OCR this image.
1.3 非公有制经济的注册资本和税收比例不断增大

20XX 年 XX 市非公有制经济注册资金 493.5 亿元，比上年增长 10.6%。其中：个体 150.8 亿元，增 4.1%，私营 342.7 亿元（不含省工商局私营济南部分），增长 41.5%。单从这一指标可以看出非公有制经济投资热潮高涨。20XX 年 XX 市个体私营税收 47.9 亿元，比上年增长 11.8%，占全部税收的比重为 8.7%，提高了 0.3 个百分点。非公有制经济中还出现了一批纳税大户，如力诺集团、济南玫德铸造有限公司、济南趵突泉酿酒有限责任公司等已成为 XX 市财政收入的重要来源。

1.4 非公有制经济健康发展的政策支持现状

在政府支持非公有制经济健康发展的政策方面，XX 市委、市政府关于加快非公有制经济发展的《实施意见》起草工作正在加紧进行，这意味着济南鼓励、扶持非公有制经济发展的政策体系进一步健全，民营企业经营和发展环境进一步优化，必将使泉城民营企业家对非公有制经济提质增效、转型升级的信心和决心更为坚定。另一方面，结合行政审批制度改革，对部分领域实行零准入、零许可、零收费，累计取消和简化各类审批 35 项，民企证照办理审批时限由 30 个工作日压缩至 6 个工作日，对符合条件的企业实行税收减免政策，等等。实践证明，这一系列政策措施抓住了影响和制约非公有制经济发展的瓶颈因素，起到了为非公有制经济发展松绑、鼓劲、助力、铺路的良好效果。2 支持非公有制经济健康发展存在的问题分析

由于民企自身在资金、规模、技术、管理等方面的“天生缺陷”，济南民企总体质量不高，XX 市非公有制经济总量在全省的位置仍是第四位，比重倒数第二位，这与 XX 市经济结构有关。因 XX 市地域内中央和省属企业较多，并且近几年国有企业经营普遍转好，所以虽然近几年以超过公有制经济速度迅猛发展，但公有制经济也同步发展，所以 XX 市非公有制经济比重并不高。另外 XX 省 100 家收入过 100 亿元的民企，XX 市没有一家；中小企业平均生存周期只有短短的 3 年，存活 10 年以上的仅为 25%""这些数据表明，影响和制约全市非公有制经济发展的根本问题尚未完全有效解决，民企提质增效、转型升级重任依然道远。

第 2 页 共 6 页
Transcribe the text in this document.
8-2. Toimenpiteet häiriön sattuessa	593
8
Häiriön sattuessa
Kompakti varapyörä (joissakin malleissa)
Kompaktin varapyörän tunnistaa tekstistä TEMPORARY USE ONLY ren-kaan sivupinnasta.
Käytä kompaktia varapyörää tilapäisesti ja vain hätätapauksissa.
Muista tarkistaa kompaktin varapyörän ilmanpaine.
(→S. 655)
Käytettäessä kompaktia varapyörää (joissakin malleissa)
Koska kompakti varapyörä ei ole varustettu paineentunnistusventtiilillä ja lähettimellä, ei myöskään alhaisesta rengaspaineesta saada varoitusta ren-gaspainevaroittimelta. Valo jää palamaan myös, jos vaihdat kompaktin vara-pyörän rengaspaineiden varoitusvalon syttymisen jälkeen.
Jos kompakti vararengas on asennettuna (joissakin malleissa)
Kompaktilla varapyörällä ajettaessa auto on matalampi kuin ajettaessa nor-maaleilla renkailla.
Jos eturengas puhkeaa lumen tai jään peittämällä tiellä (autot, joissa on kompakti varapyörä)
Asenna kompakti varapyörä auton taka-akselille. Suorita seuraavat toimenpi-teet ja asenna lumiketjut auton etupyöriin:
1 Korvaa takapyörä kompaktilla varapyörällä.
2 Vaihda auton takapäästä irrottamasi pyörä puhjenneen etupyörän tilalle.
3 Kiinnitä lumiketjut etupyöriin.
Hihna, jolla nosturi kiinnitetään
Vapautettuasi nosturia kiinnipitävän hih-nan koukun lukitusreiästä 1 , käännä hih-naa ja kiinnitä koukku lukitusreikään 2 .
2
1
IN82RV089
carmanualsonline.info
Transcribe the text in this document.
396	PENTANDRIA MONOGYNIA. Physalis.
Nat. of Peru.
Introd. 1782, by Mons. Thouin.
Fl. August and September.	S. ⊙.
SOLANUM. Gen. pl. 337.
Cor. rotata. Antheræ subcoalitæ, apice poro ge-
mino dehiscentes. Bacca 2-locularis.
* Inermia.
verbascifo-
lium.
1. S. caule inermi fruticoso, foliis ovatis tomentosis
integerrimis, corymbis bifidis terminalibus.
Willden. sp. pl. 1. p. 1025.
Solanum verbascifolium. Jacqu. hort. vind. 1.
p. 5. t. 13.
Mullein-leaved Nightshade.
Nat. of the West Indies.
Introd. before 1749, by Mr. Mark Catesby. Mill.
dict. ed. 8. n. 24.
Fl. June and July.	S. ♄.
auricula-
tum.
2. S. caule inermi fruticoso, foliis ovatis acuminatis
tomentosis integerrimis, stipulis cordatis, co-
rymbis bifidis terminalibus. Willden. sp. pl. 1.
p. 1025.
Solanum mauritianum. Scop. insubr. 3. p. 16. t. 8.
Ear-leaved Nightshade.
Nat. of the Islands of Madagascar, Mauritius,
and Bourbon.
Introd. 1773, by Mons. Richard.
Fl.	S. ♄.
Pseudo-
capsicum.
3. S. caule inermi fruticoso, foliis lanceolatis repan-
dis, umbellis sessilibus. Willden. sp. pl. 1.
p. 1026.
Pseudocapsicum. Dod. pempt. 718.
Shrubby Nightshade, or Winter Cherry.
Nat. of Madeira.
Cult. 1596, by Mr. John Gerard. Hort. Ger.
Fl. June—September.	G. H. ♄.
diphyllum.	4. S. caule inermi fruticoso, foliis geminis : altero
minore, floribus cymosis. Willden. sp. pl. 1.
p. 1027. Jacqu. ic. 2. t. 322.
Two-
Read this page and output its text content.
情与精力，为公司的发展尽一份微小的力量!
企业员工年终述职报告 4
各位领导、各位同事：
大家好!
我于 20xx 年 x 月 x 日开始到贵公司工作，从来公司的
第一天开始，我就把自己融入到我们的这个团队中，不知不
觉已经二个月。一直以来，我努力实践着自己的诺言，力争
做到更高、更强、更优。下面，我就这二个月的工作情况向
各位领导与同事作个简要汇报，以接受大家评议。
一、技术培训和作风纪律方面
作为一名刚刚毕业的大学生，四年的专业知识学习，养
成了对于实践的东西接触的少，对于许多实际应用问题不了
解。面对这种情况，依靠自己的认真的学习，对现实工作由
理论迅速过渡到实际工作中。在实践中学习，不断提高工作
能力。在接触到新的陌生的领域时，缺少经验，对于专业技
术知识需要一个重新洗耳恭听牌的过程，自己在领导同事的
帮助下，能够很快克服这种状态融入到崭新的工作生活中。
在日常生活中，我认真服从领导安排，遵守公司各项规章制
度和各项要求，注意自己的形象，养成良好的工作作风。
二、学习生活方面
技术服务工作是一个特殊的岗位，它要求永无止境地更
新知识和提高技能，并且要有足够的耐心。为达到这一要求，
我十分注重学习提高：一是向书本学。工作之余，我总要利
◇ ◇ ◇ ◇
- _Directions_: Each record above should be returned exactly as it appears.

- _Reply to the exercise_:
OCR this image.
1.3 非公有制经济的注册资本和税收比例不断增大

20XX 年 XX 市非公有制经济注册资金 493.5 亿元，比上年增长 10.6%。其中：个体 150.8 亿元，增 4.1%，私营 342.7 亿元（不含省工商局私营济南部分），增长 41.5%。单从这一指标可以看出非公有制经济投资热潮高涨。20XX 年 XX 市个体私营税收 47.9 亿元，比上年增长 11.8%，占全部税收的比重为 8.7%，提高了 0.3 个百分点。非公有制经济中还出现了一批纳税大户，如力诺集团、济南玫德铸造有限公司、济南趵突泉酿酒有限责任公司等已成为 XX 市财政收入的重要来源。

1.4 非公有制经济健康发展的政策支持现状

在政府支持非公有制经济健康发展的政策方面，XX 市委、市政府关于加快非公有制经济发展的《实施意见》起草工作正在加紧进行，这意味着济南鼓励、扶持非公有制经济发展的政策体系进一步健全，民营企业经营和发展环境进一步优化，必将使泉城民营企业家对非公有制经济提质增效、转型升级的信心和决心更为坚定。另一方面，结合行政审批制度改革，对部分领域实行零准入、零许可、零收费，累计取消和简化各类审批 35 项，民企证照办理审批时限由 30 个工作日压缩至 6 个工作日，对符合条件的企业实行税收减免政策，等等。实践证明，这一系列政策措施抓住了影响和制约非公有制经济发展的瓶颈因素，起到了为非公有制经济发展松绑、鼓劲、助力、铺路的良好效果。2 支持非公有制经济健康发展存在的问题分析

由于民企自身在资金、规模、技术、管理等方面的“天生缺陷”，济南民企总体质量不高，XX 市非公有制经济总量在全省的位置仍是第四位，比重倒数第二位，这与 XX 市经济结构有关。因 XX 市地域内中央和省属企业较多，并且近几年国有企业经营普遍转好，所以虽然近几年以超过公有制经济速度迅猛发展，但公有制经济也同步发展，所以 XX 市非公有制经济比重并不高。另外 XX 省 100 家收入过 100 亿元的民企，XX 市没有一家；中小企业平均生存周期只有短短的 3 年，存活 10 年以上的仅为 25%""这些数据表明，影响和制约全市非公有制经济发展的根本问题尚未完全有效解决，民企提质增效、转型升级重任依然道远。

第 2 页 共 6 页
Transcribe the text in this document.
8-2. Toimenpiteet häiriön sattuessa	593
8
Häiriön sattuessa
Kompakti varapyörä (joissakin malleissa)
Kompaktin varapyörän tunnistaa tekstistä TEMPORARY USE ONLY ren-kaan sivupinnasta.
Käytä kompaktia varapyörää tilapäisesti ja vain hätätapauksissa.
Muista tarkistaa kompaktin varapyörän ilmanpaine.
(→S. 655)
Käytettäessä kompaktia varapyörää (joissakin malleissa)
Koska kompakti varapyörä ei ole varustettu paineentunnistusventtiilillä ja lähettimellä, ei myöskään alhaisesta rengaspaineesta saada varoitusta ren-gaspainevaroittimelta. Valo jää palamaan myös, jos vaihdat kompaktin vara-pyörän rengaspaineiden varoitusvalon syttymisen jälkeen.
Jos kompakti vararengas on asennettuna (joissakin malleissa)
Kompaktilla varapyörällä ajettaessa auto on matalampi kuin ajettaessa nor-maaleilla renkailla.
Jos eturengas puhkeaa lumen tai jään peittämällä tiellä (autot, joissa on kompakti varapyörä)
Asenna kompakti varapyörä auton taka-akselille. Suorita seuraavat toimenpi-teet ja asenna lumiketjut auton etupyöriin:
1 Korvaa takapyörä kompaktilla varapyörällä.
2 Vaihda auton takapäästä irrottamasi pyörä puhjenneen etupyörän tilalle.
3 Kiinnitä lumiketjut etupyöriin.
Hihna, jolla nosturi kiinnitetään
Vapautettuasi nosturia kiinnipitävän hih-nan koukun lukitusreiästä 1 , käännä hih-naa ja kiinnitä koukku lukitusreikään 2 .
2
1
IN82RV089
carmanualsonline.info
Transcribe the text in this document.
396	PENTANDRIA MONOGYNIA. Physalis.
Nat. of Peru.
Introd. 1782, by Mons. Thouin.
Fl. August and September.	S. ⊙.
SOLANUM. Gen. pl. 337.
Cor. rotata. Antheræ subcoalitæ, apice poro ge-
mino dehiscentes. Bacca 2-locularis.
* Inermia.
verbascifo-
lium.
1. S. caule inermi fruticoso, foliis ovatis tomentosis
integerrimis, corymbis bifidis terminalibus.
Willden. sp. pl. 1. p. 1025.
Solanum verbascifolium. Jacqu. hort. vind. 1.
p. 5. t. 13.
Mullein-leaved Nightshade.
Nat. of the West Indies.
Introd. before 1749, by Mr. Mark Catesby. Mill.
dict. ed. 8. n. 24.
Fl. June and July.	S. ♄.
auricula-
tum.
2. S. caule inermi fruticoso, foliis ovatis acuminatis
tomentosis integerrimis, stipulis cordatis, co-
rymbis bifidis terminalibus. Willden. sp. pl. 1.
p. 1025.
Solanum mauritianum. Scop. insubr. 3. p. 16. t. 8.
Ear-leaved Nightshade.
Nat. of the Islands of Madagascar, Mauritius,
and Bourbon.
Introd. 1773, by Mons. Richard.
Fl.	S. ♄.
Pseudo-
capsicum.
3. S. caule inermi fruticoso, foliis lanceolatis repan-
dis, umbellis sessilibus. Willden. sp. pl. 1.
p. 1026.
Pseudocapsicum. Dod. pempt. 718.
Shrubby Nightshade, or Winter Cherry.
Nat. of Madeira.
Cult. 1596, by Mr. John Gerard. Hort. Ger.
Fl. June—September.	G. H. ♄.
diphyllum.	4. S. caule inermi fruticoso, foliis geminis : altero
minore, floribus cymosis. Willden. sp. pl. 1.
p. 1027. Jacqu. ic. 2. t. 322.
Two-
Read this page and output its text content.
情与精力，为公司的发展尽一份微小的力量!
企业员工年终述职报告 4
各位领导、各位同事：
大家好!
我于 20xx 年 x 月 x 日开始到贵公司工作，从来公司的
第一天开始，我就把自己融入到我们的这个团队中，不知不
觉已经二个月。一直以来，我努力实践着自己的诺言，力争
做到更高、更强、更优。下面，我就这二个月的工作情况向
各位领导与同事作个简要汇报，以接受大家评议。
一、技术培训和作风纪律方面
作为一名刚刚毕业的大学生，四年的专业知识学习，养
成了对于实践的东西接触的少，对于许多实际应用问题不了
解。面对这种情况，依靠自己的认真的学习，对现实工作由
理论迅速过渡到实际工作中。在实践中学习，不断提高工作
能力。在接触到新的陌生的领域时，缺少经验，对于专业技
术知识需要一个重新洗耳恭听牌的过程，自己在领导同事的
帮助下，能够很快克服这种状态融入到崭新的工作生活中。
在日常生活中，我认真服从领导安排，遵守公司各项规章制
度和各项要求，注意自己的形象，养成良好的工作作风。
二、学习生活方面
技术服务工作是一个特殊的岗位，它要求永无止境地更
新知识和提高技能，并且要有足够的耐心。为达到这一要求，
我十分注重学习提高：一是向书本学。工作之余，我总要利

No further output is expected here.